**Problem details**
Reproduce every entry exactly, without alteration.

**Record list**
++++++++
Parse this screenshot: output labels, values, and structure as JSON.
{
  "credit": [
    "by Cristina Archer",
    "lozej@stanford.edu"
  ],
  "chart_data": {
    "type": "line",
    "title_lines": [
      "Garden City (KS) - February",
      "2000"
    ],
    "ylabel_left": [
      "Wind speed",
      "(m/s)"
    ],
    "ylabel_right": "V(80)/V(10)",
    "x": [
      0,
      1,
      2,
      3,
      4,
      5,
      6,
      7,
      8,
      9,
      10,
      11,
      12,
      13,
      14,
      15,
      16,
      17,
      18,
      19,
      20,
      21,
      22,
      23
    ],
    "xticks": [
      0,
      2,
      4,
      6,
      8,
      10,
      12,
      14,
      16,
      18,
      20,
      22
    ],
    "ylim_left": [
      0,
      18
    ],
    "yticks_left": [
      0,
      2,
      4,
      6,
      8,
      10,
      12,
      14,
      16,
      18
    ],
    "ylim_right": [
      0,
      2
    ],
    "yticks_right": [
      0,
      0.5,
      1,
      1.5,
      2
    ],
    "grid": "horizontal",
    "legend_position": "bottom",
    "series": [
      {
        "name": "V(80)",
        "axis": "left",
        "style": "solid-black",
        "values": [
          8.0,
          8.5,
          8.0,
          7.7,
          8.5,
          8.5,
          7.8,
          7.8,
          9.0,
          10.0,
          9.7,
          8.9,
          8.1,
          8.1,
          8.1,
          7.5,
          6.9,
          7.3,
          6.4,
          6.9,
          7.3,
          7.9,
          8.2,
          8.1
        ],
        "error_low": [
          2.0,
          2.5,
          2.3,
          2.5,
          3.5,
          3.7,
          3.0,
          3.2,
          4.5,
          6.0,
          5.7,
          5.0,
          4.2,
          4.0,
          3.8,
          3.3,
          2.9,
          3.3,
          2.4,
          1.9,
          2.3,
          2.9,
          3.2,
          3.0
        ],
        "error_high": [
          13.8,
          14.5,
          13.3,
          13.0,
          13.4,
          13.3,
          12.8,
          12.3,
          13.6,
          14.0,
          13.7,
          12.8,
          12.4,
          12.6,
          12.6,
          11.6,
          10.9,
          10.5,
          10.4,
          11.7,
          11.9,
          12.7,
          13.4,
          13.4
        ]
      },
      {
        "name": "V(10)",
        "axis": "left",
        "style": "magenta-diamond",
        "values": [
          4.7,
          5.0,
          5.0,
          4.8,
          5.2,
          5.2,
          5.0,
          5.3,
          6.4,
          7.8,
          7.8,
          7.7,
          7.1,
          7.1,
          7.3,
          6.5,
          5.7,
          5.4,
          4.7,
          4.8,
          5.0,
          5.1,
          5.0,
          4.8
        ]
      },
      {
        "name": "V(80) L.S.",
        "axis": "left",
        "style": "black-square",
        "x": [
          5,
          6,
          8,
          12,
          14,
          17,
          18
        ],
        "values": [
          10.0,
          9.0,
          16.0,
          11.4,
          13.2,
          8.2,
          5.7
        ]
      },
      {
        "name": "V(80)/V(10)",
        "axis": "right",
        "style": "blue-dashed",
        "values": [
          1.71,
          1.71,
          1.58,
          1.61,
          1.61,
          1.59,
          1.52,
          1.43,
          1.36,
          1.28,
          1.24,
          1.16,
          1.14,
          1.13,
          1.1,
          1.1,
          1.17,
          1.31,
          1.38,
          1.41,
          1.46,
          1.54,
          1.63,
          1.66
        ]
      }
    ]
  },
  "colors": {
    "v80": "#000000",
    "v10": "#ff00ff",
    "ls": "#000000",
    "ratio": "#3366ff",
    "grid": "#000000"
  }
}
++++++++
**Full solution**
Parse this screenshot: output labels, values, and structure as JSON.
{
  "credit": [
    "by Cristina Archer",
    "lozej@stanford.edu"
  ],
  "chart_data": {
    "type": "line",
    "title_lines": [
      "Garden City (KS) - February",
      "2000"
    ],
    "ylabel_left": [
      "Wind speed",
      "(m/s)"
    ],
    "ylabel_right": "V(80)/V(10)",
    "x": [
      0,
      1,
      2,
      3,
      4,
      5,
      6,
      7,
      8,
      9,
      10,
      11,
      12,
      13,
      14,
      15,
      16,
      17,
      18,
      19,
      20,
      21,
      22,
      23
    ],
    "xticks": [
      0,
      2,
      4,
      6,
      8,
      10,
      12,
      14,
      16,
      18,
      20,
      22
    ],
    "ylim_left": [
      0,
      18
    ],
    "yticks_left": [
      0,
      2,
      4,
      6,
      8,
      10,
      12,
      14,
      16,
      18
    ],
    "ylim_right": [
      0,
      2
    ],
    "yticks_right": [
      0,
      0.5,
      1,
      1.5,
      2
    ],
    "grid": "horizontal",
    "legend_position": "bottom",
    "series": [
      {
        "name": "V(80)",
        "axis": "left",
        "style": "solid-black",
        "values": [
          8.0,
          8.5,
          8.0,
          7.7,
          8.5,
          8.5,
          7.8,
          7.8,
          9.0,
          10.0,
          9.7,
          8.9,
          8.1,
          8.1,
          8.1,
          7.5,
          6.9,
          7.3,
          6.4,
          6.9,
          7.3,
          7.9,
          8.2,
          8.1
        ],
        "error_low": [
          2.0,
          2.5,
          2.3,
          2.5,
          3.5,
          3.7,
          3.0,
          3.2,
          4.5,
          6.0,
          5.7,
          5.0,
          4.2,
          4.0,
          3.8,
          3.3,
          2.9,
          3.3,
          2.4,
          1.9,
          2.3,
          2.9,
          3.2,
          3.0
        ],
        "error_high": [
          13.8,
          14.5,
          13.3,
          13.0,
          13.4,
          13.3,
          12.8,
          12.3,
          13.6,
          14.0,
          13.7,
          12.8,
          12.4,
          12.6,
          12.6,
          11.6,
          10.9,
          10.5,
          10.4,
          11.7,
          11.9,
          12.7,
          13.4,
          13.4
        ]
      },
      {
        "name": "V(10)",
        "axis": "left",
        "style": "magenta-diamond",
        "values": [
          4.7,
          5.0,
          5.0,
          4.8,
          5.2,
          5.2,
          5.0,
          5.3,
          6.4,
          7.8,
          7.8,
          7.7,
          7.1,
          7.1,
          7.3,
          6.5,
          5.7,
          5.4,
          4.7,
          4.8,
          5.0,
          5.1,
          5.0,
          4.8
        ]
      },
      {
        "name": "V(80) L.S.",
        "axis": "left",
        "style": "black-square",
        "x": [
          5,
          6,
          8,
          12,
          14,
          17,
          18
        ],
        "values": [
          10.0,
          9.0,
          16.0,
          11.4,
          13.2,
          8.2,
          5.7
        ]
      },
      {
        "name": "V(80)/V(10)",
        "axis": "right",
        "style": "blue-dashed",
        "values": [
          1.71,
          1.71,
          1.58,
          1.61,
          1.61,
          1.59,
          1.52,
          1.43,
          1.36,
          1.28,
          1.24,
          1.16,
          1.14,
          1.13,
          1.1,
          1.1,
          1.17,
          1.31,
          1.38,
          1.41,
          1.46,
          1.54,
          1.63,
          1.66
        ]
      }
    ]
  },
  "colors": {
    "v80": "#000000",
    "v10": "#ff00ff",
    "ls": "#000000",
    "ratio": "#3366ff",
    "grid": "#000000"
  }
}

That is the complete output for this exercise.